▸ PROBLEM TO WORK ON: In the entries below, find the lines that contain the word "home" and copy them.

▸ DATA FOR THIS EXERCISE:
···
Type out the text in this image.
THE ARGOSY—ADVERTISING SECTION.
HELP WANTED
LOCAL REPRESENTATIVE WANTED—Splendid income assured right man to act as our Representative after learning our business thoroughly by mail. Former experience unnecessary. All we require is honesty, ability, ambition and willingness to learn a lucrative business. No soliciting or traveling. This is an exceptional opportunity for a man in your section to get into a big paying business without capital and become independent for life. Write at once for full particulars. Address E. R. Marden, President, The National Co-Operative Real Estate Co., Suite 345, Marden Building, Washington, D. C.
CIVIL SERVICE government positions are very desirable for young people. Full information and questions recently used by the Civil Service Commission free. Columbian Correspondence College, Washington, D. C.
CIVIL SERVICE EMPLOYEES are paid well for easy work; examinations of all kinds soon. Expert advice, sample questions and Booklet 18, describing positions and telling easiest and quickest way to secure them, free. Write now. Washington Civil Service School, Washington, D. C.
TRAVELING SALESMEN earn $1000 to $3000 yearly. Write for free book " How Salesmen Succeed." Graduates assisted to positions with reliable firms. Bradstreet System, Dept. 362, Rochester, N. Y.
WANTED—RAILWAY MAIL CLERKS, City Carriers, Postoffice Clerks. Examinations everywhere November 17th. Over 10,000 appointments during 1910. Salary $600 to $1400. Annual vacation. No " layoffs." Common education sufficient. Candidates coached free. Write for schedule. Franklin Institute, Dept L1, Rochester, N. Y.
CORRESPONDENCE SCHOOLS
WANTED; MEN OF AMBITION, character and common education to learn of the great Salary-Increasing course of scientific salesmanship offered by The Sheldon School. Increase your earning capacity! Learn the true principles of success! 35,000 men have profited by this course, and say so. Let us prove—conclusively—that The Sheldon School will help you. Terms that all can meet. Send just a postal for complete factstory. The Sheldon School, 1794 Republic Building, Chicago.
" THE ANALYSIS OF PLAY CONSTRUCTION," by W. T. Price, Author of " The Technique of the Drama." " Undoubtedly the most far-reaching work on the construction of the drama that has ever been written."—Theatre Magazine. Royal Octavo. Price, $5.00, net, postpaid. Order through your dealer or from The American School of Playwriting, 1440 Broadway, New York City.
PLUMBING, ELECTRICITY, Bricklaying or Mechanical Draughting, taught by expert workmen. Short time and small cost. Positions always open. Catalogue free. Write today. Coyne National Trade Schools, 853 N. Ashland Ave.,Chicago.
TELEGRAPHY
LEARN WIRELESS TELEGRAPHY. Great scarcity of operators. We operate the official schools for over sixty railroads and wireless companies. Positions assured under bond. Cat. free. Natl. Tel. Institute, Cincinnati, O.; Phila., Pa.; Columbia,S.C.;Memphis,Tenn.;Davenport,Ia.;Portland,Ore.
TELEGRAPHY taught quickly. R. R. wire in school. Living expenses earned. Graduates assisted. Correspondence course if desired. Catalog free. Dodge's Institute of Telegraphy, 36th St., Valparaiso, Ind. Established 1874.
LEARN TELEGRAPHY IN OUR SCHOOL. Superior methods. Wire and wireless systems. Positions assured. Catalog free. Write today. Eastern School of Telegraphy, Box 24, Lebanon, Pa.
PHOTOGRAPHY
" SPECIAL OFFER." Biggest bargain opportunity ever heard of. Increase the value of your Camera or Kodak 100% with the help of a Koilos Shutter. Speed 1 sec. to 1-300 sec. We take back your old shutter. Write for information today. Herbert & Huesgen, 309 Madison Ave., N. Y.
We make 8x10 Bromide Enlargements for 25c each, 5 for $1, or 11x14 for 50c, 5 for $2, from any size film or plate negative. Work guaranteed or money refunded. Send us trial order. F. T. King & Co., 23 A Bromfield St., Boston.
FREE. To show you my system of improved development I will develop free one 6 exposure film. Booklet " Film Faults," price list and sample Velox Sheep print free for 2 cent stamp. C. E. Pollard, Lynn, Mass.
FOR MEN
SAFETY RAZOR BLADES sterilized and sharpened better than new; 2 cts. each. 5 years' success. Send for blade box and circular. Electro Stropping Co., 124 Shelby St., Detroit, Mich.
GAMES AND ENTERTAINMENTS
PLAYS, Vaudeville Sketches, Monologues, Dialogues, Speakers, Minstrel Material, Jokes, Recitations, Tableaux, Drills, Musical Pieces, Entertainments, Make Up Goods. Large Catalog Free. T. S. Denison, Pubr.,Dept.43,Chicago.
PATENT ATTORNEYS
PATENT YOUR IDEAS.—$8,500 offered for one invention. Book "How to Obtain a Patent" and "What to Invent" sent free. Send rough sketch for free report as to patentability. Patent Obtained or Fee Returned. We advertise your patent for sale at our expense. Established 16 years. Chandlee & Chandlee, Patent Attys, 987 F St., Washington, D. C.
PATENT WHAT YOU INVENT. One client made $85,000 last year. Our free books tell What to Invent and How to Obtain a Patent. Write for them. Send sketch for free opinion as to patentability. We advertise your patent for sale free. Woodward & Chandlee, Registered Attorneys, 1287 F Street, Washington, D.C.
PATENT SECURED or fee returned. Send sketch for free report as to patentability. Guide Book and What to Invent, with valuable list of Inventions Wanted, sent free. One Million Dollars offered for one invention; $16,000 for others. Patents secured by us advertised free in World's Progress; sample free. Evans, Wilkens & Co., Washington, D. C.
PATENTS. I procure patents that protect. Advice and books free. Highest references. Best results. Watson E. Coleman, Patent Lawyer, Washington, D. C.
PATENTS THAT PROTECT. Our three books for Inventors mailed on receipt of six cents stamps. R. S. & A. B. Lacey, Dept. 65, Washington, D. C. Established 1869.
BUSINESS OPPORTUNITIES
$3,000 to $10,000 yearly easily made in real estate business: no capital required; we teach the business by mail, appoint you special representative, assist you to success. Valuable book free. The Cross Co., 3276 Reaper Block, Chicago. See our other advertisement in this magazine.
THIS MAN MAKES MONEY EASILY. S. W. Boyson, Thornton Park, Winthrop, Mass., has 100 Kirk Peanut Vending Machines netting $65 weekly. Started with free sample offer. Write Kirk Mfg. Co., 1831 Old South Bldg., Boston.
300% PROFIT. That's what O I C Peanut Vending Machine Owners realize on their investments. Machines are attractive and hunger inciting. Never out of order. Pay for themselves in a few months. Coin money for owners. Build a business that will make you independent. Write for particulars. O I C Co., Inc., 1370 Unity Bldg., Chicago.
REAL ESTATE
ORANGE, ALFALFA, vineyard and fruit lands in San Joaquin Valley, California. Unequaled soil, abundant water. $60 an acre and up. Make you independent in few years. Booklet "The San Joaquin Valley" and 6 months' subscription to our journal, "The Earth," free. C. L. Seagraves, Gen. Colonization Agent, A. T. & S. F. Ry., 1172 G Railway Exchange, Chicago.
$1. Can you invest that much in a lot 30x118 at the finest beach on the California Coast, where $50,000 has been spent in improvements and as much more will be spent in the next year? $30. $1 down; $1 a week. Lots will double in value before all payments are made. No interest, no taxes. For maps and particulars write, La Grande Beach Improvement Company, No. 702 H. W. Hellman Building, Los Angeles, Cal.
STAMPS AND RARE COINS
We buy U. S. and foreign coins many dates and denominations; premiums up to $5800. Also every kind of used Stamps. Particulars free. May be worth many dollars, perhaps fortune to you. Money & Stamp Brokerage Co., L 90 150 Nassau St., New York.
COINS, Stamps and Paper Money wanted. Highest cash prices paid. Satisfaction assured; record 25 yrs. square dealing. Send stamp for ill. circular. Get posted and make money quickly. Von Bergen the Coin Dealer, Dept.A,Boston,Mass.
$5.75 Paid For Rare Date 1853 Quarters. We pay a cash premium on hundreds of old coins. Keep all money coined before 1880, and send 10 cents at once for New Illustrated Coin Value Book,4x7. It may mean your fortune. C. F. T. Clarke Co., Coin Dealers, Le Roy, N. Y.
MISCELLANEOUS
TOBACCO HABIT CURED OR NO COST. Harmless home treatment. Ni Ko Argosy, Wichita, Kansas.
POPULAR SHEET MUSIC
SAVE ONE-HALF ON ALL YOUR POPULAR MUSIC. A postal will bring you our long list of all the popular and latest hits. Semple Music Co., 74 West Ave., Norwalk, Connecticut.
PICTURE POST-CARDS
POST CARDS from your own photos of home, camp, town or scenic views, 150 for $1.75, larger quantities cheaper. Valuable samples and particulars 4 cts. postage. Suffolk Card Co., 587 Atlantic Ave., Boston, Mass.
···
▸ RESPONSE TO THIS TASK:
TOBACCO HABIT CURED OR NO COST. Harmless home treatment. Ni Ko Argosy, Wichita, Kansas.
POST CARDS from your own photos of home, camp, town or scenic views, 150 for $1.75, larger quantities cheaper. Valuable samples and particulars 4 cts. postage. Suffolk Card Co., 587 Atlantic Ave., Boston, Mass.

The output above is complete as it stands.